## BEGIN

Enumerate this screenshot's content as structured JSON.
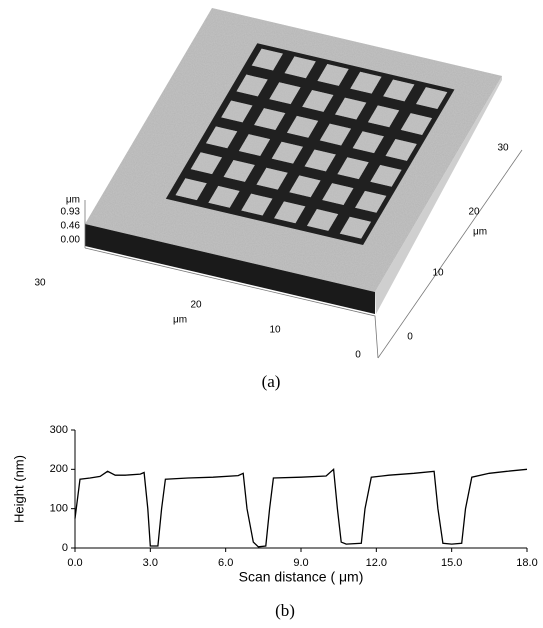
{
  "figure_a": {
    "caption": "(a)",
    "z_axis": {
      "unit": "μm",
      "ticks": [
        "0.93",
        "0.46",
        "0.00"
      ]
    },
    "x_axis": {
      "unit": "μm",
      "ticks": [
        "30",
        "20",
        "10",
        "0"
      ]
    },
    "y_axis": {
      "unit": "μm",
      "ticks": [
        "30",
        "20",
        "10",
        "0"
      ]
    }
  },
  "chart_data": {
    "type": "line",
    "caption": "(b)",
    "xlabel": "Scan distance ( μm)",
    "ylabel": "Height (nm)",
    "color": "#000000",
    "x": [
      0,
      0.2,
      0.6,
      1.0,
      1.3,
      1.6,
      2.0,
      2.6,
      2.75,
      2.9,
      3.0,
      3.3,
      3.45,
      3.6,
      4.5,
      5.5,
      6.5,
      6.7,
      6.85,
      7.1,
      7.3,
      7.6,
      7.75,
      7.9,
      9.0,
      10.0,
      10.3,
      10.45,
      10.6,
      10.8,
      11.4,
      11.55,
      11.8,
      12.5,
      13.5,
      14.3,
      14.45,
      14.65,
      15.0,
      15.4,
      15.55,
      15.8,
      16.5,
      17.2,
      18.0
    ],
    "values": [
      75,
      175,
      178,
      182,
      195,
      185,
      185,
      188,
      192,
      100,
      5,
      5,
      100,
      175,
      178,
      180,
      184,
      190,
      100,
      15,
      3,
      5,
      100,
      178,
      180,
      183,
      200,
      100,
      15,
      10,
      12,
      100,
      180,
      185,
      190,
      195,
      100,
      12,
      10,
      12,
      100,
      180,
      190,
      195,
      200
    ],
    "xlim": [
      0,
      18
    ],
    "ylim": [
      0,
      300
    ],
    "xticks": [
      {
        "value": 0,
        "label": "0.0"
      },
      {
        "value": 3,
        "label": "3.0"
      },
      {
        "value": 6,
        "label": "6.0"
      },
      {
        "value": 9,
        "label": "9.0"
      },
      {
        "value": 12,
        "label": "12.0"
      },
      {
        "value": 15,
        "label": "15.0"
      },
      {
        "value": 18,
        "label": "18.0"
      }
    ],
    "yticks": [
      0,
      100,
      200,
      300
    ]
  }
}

## END
## BEGIN

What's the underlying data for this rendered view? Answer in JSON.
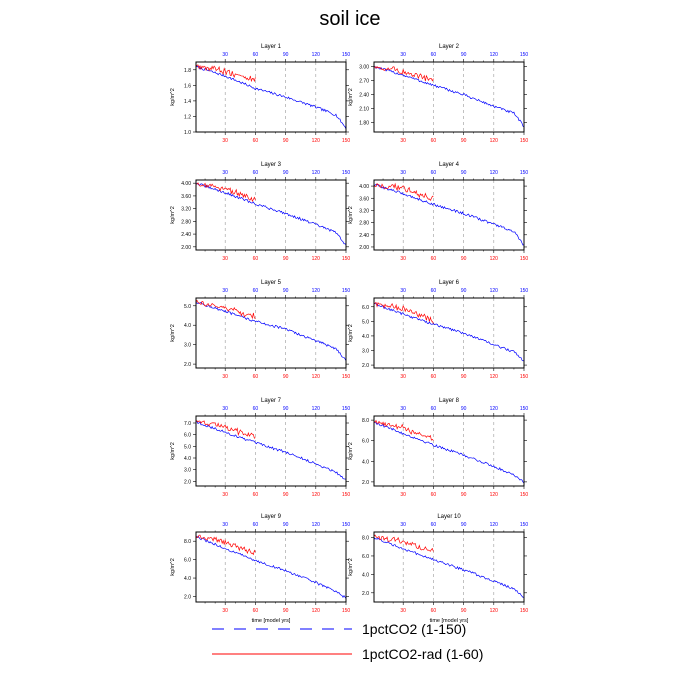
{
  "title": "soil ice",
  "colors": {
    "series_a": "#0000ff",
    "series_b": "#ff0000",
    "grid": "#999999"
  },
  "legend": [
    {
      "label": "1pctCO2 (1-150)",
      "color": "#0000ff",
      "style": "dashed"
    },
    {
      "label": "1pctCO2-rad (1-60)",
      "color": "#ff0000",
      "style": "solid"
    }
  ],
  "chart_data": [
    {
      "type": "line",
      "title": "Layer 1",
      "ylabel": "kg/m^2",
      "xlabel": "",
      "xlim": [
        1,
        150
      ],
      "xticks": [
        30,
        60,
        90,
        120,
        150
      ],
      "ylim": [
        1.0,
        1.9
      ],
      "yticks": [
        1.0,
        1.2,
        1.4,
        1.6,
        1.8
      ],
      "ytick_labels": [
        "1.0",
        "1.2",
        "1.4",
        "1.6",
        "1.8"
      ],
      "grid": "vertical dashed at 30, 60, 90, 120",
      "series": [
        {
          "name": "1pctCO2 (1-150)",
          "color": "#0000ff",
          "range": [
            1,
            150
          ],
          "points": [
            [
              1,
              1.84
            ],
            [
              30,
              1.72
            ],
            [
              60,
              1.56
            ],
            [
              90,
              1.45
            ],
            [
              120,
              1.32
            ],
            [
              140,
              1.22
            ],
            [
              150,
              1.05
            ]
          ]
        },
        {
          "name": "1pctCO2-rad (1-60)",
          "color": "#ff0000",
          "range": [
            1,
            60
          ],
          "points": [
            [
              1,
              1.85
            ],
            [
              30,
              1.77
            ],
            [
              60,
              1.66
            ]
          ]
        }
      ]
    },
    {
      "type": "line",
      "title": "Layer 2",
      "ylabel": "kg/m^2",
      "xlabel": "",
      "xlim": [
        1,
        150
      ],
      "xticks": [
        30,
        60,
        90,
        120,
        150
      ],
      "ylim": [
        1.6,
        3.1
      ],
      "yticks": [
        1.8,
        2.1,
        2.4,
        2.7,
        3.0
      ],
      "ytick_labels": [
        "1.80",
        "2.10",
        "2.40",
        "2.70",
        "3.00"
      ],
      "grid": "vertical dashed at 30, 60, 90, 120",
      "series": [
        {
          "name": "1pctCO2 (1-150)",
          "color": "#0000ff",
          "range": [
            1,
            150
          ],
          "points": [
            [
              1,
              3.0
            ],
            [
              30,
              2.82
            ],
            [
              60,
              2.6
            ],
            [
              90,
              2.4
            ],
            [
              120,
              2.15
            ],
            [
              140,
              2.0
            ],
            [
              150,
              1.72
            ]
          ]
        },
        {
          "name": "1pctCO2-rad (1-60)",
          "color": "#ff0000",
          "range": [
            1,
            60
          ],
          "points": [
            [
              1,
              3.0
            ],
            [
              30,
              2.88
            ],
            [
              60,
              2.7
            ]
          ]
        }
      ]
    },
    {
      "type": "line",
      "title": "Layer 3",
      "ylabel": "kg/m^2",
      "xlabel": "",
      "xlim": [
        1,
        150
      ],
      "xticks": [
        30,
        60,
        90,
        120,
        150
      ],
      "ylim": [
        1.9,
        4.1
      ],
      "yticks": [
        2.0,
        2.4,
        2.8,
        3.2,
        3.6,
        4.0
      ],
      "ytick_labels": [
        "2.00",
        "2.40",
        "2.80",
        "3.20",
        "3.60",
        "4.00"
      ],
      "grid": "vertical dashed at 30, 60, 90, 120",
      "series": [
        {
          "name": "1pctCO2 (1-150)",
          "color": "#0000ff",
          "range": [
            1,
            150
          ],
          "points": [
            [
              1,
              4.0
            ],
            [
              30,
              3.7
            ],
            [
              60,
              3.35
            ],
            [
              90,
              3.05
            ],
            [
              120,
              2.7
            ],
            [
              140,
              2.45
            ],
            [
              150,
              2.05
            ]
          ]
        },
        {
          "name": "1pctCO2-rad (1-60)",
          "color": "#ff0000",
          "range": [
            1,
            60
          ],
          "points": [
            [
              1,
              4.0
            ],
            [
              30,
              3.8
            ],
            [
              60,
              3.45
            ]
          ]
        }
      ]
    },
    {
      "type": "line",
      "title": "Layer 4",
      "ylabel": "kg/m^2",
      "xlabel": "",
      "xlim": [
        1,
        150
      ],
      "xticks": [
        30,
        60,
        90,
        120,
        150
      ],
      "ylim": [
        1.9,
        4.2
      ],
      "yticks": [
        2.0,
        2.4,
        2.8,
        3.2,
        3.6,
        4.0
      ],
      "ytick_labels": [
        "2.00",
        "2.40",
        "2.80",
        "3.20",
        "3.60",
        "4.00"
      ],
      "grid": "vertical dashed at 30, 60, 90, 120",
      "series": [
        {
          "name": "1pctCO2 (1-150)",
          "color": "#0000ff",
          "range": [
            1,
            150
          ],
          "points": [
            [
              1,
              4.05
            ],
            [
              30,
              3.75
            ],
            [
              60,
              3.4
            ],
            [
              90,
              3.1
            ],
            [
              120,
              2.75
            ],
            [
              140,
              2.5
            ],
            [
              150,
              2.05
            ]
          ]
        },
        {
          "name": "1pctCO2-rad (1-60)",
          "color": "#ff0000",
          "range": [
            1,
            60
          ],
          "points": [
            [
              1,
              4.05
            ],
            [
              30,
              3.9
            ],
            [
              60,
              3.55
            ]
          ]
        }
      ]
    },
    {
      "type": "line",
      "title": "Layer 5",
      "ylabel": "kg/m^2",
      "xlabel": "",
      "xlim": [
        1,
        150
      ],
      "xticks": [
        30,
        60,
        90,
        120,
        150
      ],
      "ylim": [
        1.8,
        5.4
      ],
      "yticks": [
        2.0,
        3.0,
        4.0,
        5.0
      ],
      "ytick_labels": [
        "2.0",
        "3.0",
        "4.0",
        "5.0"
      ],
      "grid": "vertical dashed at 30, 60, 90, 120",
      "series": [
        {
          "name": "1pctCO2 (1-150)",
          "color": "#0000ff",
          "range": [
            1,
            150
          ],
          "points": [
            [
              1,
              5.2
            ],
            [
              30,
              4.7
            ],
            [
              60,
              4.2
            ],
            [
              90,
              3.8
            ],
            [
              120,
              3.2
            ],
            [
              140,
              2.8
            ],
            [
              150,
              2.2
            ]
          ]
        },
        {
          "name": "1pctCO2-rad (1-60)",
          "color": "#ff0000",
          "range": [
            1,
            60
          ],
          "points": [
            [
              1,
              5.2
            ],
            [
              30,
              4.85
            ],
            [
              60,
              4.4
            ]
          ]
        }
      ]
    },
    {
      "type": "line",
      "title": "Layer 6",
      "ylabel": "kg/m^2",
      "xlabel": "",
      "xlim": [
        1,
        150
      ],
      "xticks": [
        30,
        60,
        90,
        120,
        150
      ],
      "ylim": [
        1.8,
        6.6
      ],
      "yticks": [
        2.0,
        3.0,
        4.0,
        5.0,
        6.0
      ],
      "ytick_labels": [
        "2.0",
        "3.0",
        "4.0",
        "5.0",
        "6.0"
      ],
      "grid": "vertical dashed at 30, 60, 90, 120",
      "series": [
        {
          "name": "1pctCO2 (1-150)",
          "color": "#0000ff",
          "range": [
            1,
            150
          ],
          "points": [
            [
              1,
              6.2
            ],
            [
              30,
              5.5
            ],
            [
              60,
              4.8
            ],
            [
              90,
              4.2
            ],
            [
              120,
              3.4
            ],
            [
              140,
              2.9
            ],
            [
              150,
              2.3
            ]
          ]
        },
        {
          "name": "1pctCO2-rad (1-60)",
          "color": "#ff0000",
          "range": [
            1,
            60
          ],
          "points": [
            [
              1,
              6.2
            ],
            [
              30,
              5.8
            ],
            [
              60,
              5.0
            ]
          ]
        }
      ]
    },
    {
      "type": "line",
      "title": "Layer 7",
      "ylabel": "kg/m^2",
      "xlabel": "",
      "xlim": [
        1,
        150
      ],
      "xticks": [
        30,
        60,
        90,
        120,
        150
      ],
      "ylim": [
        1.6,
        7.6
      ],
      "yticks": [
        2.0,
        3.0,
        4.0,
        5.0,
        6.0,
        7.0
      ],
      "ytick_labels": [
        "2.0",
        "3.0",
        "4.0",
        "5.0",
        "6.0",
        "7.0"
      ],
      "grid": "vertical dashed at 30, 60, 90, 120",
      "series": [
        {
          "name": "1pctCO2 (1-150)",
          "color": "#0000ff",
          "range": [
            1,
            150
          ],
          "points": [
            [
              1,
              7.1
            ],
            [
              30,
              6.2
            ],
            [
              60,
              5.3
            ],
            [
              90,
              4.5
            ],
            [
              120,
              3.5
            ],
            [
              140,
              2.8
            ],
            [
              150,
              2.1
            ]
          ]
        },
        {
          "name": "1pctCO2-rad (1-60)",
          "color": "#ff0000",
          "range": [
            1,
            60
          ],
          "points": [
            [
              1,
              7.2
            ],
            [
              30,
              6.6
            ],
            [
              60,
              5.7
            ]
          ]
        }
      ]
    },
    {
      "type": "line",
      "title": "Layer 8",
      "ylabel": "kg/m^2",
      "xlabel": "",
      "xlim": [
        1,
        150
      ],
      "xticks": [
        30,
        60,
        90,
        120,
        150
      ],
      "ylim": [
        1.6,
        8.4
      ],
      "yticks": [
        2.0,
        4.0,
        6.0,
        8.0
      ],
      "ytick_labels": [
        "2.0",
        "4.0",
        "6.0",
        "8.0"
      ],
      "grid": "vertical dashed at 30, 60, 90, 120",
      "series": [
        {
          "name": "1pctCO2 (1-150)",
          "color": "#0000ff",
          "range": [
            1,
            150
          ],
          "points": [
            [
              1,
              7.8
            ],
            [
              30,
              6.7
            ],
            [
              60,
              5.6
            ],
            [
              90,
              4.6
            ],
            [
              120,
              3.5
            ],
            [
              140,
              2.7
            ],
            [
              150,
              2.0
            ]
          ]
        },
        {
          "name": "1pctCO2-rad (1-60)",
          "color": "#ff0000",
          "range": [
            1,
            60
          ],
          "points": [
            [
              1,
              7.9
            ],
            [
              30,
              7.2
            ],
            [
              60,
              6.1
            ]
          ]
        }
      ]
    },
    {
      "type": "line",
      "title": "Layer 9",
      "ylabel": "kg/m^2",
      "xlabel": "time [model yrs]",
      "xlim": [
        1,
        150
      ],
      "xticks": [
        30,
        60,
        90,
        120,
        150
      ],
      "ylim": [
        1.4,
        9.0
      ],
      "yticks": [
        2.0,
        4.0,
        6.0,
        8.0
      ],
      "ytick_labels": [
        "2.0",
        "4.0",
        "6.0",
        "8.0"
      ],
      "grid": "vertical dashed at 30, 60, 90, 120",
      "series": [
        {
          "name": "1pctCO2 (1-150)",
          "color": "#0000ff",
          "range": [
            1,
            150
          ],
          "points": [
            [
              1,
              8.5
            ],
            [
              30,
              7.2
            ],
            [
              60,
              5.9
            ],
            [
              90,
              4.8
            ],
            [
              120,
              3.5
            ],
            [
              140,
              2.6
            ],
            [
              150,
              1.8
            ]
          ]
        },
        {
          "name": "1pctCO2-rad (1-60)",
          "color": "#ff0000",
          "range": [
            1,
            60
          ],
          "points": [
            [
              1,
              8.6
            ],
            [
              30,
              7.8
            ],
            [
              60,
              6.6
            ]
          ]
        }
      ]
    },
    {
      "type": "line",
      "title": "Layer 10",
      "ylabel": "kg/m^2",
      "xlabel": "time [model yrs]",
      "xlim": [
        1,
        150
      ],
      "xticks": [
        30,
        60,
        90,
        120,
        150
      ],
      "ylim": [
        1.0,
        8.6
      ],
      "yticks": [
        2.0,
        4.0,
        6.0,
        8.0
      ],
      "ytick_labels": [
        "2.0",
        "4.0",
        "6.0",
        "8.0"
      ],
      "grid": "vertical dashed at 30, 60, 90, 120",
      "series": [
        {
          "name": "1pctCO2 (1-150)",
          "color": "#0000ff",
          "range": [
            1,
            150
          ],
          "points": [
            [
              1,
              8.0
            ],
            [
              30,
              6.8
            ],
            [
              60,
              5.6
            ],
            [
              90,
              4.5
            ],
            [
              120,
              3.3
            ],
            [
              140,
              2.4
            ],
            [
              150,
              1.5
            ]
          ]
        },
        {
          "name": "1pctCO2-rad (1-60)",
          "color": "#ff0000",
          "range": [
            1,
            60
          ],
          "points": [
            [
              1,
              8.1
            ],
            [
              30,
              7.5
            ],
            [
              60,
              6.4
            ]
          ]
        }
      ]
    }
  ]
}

## END
## BEGIN

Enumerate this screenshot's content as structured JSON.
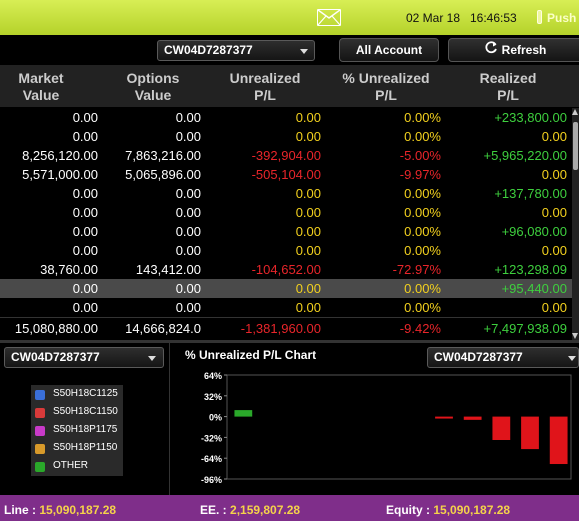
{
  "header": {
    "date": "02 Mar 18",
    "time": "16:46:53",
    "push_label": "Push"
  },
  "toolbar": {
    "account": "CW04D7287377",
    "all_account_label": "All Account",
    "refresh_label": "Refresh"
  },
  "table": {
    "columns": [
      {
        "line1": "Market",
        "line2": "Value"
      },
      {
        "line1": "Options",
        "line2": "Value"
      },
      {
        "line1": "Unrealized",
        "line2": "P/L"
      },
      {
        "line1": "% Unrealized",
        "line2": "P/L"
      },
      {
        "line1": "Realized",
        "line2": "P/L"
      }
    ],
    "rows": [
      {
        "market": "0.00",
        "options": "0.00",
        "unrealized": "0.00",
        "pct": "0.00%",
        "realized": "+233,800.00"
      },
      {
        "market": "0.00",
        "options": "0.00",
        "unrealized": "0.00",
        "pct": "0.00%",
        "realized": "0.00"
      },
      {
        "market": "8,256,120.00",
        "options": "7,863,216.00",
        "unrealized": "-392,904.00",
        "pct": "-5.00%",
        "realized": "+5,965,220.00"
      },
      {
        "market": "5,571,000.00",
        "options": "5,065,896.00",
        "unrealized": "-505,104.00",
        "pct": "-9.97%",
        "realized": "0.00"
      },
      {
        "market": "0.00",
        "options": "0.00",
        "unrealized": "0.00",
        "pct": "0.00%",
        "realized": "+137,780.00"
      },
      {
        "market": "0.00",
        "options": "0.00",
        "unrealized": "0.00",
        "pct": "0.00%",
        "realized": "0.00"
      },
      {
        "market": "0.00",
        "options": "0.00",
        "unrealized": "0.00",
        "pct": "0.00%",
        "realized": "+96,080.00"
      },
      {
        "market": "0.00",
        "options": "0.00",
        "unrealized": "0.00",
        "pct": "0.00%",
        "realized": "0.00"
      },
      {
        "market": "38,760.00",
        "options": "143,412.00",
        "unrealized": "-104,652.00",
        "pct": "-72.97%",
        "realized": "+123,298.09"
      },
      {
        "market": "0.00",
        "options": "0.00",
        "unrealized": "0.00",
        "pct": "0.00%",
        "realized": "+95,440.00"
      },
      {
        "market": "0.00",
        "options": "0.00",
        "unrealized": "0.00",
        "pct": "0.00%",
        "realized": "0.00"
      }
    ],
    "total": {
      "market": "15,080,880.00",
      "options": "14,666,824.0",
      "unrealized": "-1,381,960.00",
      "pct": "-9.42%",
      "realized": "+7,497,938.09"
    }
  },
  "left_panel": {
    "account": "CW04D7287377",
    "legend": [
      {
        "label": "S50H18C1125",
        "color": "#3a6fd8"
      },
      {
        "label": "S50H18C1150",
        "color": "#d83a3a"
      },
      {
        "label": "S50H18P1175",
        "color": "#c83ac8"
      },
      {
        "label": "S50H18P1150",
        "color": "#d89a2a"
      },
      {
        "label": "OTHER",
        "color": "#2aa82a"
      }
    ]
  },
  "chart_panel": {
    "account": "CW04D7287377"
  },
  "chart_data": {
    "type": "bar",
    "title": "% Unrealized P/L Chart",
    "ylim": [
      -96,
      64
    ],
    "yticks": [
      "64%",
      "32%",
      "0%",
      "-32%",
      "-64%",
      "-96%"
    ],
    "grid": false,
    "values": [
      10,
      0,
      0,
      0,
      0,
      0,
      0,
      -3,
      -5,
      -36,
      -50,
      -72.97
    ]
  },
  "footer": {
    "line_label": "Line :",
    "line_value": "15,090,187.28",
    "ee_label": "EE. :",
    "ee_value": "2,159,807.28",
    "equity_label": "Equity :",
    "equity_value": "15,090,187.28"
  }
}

## END

Problem statement
Write out every line from the entries where "Layer" appears.

Result of this exercise
      "title": "Layer 1",
      "title": "Layer 2",
      "title": "Layer 3",
      "title": "Layer 4",
      "title": "Layer 5",
      "title": "Layer 6",
      "title": "Layer 7",
      "title": "Layer 8",
      "title": "Layer 9",
      "title": "Layer 10",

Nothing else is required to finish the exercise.